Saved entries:
---*---

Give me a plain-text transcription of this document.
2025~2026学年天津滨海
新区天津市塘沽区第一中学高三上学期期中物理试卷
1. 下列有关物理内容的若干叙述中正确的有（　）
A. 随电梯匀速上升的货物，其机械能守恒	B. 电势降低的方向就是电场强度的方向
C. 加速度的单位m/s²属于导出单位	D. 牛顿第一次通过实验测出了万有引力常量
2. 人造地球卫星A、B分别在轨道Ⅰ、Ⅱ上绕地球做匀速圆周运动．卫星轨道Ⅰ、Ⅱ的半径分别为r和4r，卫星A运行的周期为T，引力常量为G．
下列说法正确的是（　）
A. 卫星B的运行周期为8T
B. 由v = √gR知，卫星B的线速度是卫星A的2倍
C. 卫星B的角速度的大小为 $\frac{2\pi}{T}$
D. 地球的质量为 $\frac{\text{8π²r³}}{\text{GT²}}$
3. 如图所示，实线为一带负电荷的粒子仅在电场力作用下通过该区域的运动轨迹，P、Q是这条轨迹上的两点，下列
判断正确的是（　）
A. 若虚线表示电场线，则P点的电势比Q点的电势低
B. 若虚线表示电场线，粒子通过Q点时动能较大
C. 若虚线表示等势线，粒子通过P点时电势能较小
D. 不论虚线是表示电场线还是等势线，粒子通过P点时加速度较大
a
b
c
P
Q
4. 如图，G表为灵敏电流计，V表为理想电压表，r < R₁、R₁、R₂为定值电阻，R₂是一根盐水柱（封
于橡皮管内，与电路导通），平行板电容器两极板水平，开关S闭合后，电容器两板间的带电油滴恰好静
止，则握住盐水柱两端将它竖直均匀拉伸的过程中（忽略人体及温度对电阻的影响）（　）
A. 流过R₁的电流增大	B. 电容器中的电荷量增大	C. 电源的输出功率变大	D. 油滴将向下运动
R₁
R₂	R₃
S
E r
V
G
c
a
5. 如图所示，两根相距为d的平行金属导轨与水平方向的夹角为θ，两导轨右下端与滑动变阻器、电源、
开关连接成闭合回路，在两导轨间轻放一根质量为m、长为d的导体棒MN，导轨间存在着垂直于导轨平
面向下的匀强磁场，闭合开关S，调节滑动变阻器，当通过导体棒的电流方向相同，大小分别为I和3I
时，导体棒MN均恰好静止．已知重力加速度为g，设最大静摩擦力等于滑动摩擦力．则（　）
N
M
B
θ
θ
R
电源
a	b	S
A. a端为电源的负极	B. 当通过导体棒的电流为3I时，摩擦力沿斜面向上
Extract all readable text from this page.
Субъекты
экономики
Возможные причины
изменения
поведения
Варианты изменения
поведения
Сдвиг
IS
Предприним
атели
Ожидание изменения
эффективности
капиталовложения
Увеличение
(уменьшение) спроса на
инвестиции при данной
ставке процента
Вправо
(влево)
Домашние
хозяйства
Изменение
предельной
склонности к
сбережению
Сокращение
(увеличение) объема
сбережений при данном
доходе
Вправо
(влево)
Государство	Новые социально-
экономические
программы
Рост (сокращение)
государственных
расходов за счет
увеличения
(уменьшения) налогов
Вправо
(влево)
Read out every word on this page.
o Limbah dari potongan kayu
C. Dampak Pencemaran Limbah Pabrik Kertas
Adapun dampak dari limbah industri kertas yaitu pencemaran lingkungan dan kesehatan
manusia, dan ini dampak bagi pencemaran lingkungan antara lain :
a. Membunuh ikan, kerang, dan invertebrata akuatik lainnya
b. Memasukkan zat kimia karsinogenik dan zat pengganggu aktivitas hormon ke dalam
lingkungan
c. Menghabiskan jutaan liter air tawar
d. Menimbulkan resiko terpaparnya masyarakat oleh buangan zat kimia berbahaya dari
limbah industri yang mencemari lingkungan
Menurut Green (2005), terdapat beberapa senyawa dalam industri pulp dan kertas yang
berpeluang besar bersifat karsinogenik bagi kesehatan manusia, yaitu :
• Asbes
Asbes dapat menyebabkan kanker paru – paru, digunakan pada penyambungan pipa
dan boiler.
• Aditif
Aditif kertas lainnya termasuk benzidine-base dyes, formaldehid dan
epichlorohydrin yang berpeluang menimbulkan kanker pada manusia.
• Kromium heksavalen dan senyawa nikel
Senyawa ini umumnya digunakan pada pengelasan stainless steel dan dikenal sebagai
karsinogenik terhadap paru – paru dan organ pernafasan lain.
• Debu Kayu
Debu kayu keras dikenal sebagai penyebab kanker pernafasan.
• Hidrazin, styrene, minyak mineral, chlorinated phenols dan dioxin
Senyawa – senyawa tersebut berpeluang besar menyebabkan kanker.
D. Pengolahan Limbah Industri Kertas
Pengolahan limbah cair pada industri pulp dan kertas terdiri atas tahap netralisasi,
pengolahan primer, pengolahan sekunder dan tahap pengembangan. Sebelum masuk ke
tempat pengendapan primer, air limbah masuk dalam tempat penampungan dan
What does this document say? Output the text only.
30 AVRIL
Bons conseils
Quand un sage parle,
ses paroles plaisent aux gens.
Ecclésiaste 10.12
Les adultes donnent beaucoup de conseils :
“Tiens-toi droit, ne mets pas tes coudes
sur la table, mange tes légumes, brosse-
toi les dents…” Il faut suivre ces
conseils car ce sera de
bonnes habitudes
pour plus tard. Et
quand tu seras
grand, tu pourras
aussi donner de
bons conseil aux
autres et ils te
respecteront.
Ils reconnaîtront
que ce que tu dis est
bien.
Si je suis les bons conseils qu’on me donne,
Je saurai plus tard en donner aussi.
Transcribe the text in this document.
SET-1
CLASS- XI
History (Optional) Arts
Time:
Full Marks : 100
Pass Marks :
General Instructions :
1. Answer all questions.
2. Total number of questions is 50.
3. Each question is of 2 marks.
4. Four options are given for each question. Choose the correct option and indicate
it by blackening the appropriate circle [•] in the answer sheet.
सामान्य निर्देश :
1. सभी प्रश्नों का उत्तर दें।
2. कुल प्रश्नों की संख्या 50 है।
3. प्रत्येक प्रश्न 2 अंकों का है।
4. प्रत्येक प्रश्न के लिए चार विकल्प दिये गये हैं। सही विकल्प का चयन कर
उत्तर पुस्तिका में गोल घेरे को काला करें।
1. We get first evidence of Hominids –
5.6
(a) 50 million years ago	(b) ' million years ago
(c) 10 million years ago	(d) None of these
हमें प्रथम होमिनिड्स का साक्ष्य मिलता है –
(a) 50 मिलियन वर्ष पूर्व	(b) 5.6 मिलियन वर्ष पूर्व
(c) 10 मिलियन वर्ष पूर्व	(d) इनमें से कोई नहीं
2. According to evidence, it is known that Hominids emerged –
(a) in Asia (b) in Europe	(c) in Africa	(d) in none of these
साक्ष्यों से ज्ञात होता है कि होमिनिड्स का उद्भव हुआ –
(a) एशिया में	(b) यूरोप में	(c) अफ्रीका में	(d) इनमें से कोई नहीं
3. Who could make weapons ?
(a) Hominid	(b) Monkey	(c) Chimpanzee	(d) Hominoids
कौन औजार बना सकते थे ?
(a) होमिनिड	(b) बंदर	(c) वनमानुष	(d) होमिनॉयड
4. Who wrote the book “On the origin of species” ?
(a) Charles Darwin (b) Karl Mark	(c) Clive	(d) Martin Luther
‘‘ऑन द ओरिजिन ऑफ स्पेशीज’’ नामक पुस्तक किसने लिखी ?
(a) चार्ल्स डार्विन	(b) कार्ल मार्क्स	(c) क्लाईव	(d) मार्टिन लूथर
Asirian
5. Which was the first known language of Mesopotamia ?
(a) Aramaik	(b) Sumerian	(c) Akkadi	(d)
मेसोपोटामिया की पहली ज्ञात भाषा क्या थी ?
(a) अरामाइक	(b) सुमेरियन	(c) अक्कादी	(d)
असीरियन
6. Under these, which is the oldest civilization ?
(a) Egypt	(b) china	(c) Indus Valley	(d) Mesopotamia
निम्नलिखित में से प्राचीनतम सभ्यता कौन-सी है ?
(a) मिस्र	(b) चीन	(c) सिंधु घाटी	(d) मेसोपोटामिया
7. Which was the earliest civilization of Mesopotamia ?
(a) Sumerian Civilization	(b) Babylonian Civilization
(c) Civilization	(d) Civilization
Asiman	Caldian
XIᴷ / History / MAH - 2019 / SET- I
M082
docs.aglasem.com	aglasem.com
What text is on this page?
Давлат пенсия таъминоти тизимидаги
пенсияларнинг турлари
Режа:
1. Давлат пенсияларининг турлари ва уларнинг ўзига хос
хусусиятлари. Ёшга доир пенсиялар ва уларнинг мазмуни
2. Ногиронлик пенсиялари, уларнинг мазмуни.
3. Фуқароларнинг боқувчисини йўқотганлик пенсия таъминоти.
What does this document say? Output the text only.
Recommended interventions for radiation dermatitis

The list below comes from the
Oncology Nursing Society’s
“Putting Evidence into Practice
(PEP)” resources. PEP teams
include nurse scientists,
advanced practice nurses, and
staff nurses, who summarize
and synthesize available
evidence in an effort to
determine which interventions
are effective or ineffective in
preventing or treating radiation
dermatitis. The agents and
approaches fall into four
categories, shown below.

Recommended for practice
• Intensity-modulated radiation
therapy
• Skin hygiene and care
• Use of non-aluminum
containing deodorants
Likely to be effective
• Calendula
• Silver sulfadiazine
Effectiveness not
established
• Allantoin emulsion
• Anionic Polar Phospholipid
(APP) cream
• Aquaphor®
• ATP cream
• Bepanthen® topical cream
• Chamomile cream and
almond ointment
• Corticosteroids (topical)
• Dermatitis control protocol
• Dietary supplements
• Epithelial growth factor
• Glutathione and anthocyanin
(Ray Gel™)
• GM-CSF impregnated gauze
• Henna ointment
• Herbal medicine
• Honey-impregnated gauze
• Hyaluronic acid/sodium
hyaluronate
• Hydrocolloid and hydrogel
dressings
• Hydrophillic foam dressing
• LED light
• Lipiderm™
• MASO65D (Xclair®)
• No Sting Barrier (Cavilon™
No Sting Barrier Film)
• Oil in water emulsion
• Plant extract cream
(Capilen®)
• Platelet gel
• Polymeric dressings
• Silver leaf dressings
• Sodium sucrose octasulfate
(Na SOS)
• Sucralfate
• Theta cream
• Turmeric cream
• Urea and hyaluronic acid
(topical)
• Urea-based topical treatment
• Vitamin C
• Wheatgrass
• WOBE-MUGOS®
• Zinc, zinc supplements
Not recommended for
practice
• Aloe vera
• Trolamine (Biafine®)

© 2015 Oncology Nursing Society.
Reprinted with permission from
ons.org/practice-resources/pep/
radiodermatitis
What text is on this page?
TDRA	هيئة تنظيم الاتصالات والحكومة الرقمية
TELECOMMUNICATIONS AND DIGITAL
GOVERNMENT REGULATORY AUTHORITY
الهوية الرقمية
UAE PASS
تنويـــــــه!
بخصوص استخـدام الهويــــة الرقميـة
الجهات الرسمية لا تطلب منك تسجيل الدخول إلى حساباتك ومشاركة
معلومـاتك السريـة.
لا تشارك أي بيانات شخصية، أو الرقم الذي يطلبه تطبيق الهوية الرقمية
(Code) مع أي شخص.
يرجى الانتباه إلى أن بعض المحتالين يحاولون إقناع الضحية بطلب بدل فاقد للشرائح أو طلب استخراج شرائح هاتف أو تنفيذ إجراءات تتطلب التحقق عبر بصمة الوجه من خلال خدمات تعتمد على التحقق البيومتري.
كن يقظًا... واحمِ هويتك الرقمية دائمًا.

---*---

» GOAL:
Check each line above for the string "manusia" and report how many lines have it, giving only the number.

» THE SOLUTION:
3